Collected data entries
──────────────────────────────

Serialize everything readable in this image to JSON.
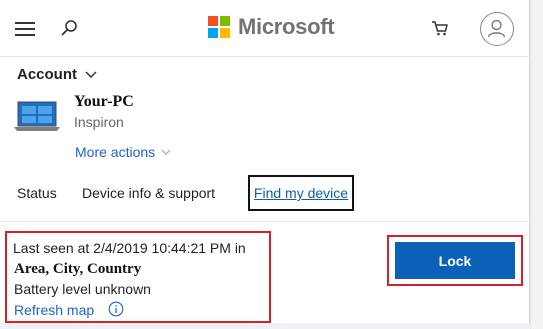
{
  "header": {
    "logo_text": "Microsoft",
    "logo_colors": [
      "#f25022",
      "#7fba00",
      "#00a4ef",
      "#ffb900"
    ]
  },
  "account": {
    "label": "Account"
  },
  "device": {
    "name": "Your-PC",
    "model": "Inspiron",
    "more_actions_label": "More actions"
  },
  "tabs": [
    {
      "label": "Status"
    },
    {
      "label": "Device info & support"
    },
    {
      "label": "Find my device",
      "selected": true
    }
  ],
  "find_device": {
    "last_seen": "Last seen at 2/4/2019 10:44:21 PM in",
    "location": "Area, City, Country",
    "battery": "Battery level unknown",
    "refresh_label": "Refresh map",
    "lock_label": "Lock"
  },
  "colors": {
    "accent_link": "#1a64c8",
    "lock_button": "#0b61b8",
    "highlight_outline": "#d6212b"
  }
}
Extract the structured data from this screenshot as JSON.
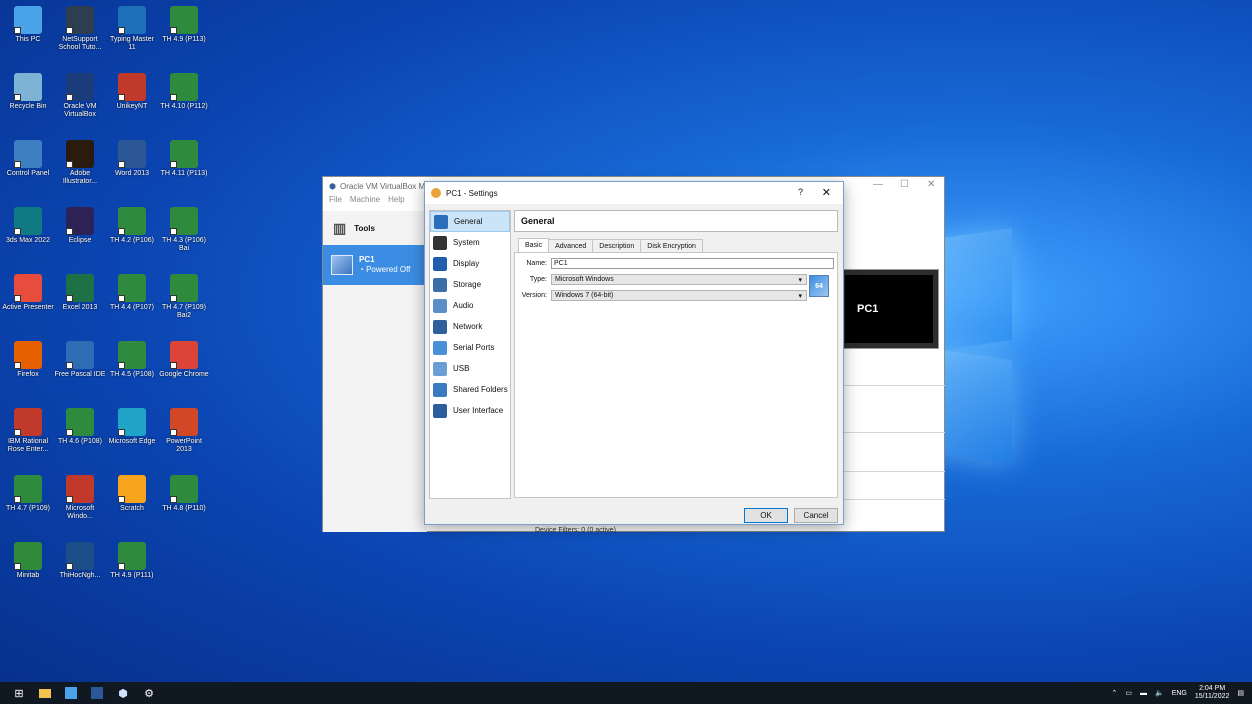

──────────────────────────────

[Exercise] Each entry above is to be written out again unchanged, apart from the pictures, which are left out.

[Reply to the exercise]
Serialize everything readable in this image to JSON.
{
  "header": {
    "logo_text": "Microsoft",
    "logo_colors": [
      "#f25022",
      "#7fba00",
      "#00a4ef",
      "#ffb900"
    ]
  },
  "account": {
    "label": "Account"
  },
  "device": {
    "name": "Your-PC",
    "model": "Inspiron",
    "more_actions_label": "More actions"
  },
  "tabs": [
    {
      "label": "Status"
    },
    {
      "label": "Device info & support"
    },
    {
      "label": "Find my device",
      "selected": true
    }
  ],
  "find_device": {
    "last_seen": "Last seen at 2/4/2019 10:44:21 PM in",
    "location": "Area, City, Country",
    "battery": "Battery level unknown",
    "refresh_label": "Refresh map",
    "lock_label": "Lock"
  },
  "colors": {
    "accent_link": "#1a64c8",
    "lock_button": "#0b61b8",
    "highlight_outline": "#d6212b"
  }
}
Extract the structured data from this screenshot as JSON.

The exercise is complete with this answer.